• [WORK TO BE COMPLETED] Of the lines in the entries, how many hold the word "JSON"? Give that number alone.

• [DATA SUPPLIED]
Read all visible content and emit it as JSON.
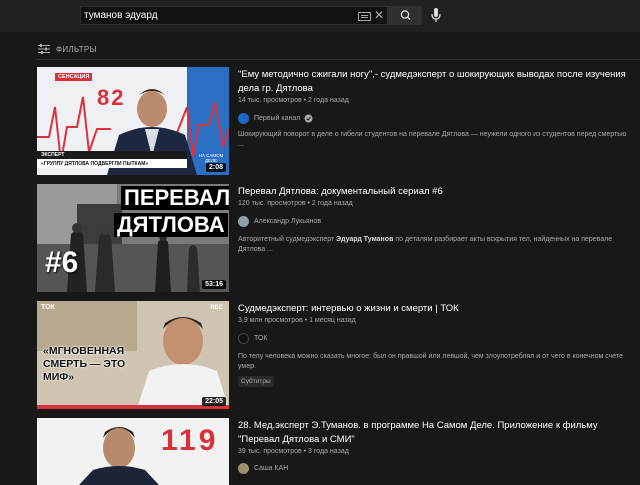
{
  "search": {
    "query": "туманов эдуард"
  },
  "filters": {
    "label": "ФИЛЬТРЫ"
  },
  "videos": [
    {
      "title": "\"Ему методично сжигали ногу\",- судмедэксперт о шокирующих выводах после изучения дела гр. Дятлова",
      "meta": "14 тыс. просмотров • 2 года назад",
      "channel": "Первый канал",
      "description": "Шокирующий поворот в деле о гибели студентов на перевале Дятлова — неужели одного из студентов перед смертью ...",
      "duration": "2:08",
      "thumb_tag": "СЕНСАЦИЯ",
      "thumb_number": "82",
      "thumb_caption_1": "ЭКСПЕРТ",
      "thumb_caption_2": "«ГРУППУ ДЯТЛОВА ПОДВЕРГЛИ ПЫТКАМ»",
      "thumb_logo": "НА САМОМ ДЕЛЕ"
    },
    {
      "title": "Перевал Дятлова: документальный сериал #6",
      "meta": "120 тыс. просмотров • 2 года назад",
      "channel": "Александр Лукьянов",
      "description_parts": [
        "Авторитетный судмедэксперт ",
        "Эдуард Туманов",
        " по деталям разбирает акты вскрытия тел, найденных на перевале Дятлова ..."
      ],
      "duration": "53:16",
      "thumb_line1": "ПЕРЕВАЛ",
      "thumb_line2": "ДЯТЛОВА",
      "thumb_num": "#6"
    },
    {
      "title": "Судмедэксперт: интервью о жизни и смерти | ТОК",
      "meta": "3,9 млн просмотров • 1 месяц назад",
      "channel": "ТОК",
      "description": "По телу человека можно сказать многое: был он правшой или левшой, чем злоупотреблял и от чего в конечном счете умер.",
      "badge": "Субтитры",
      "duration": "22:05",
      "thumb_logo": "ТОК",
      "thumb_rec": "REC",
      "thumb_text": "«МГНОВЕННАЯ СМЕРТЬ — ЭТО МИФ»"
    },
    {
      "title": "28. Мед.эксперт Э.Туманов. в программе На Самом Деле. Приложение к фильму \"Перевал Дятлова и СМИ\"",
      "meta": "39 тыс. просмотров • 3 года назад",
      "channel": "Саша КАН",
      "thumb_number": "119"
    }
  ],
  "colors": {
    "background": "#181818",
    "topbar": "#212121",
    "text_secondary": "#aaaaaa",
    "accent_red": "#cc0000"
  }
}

---

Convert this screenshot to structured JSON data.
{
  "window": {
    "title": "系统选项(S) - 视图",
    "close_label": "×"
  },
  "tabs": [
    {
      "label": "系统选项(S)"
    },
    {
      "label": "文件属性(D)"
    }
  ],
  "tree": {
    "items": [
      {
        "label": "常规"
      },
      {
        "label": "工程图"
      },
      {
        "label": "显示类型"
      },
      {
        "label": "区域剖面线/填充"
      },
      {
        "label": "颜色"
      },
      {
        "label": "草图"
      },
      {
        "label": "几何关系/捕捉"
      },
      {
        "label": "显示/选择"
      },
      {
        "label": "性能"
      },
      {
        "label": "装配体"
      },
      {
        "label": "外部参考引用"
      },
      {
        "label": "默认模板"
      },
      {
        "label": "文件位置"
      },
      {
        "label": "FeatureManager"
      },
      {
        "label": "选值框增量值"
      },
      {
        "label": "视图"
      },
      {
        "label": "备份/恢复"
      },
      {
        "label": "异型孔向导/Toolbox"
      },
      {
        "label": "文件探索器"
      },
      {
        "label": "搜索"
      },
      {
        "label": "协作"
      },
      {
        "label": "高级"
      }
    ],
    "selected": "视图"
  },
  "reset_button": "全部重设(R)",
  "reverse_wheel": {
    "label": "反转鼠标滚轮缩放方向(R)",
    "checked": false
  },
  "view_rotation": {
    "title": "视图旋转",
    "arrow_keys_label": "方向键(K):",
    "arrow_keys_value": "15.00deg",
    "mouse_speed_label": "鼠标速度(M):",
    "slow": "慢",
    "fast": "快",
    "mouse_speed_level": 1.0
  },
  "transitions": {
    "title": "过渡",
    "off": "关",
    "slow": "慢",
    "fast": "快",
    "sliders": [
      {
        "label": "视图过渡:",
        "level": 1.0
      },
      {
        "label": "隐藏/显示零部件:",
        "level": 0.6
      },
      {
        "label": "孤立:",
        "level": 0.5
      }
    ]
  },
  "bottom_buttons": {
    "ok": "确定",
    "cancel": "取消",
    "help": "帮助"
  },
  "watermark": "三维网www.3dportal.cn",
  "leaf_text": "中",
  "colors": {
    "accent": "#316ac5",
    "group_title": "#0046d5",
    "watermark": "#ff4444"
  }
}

• [WRITTEN SOLUTION] 2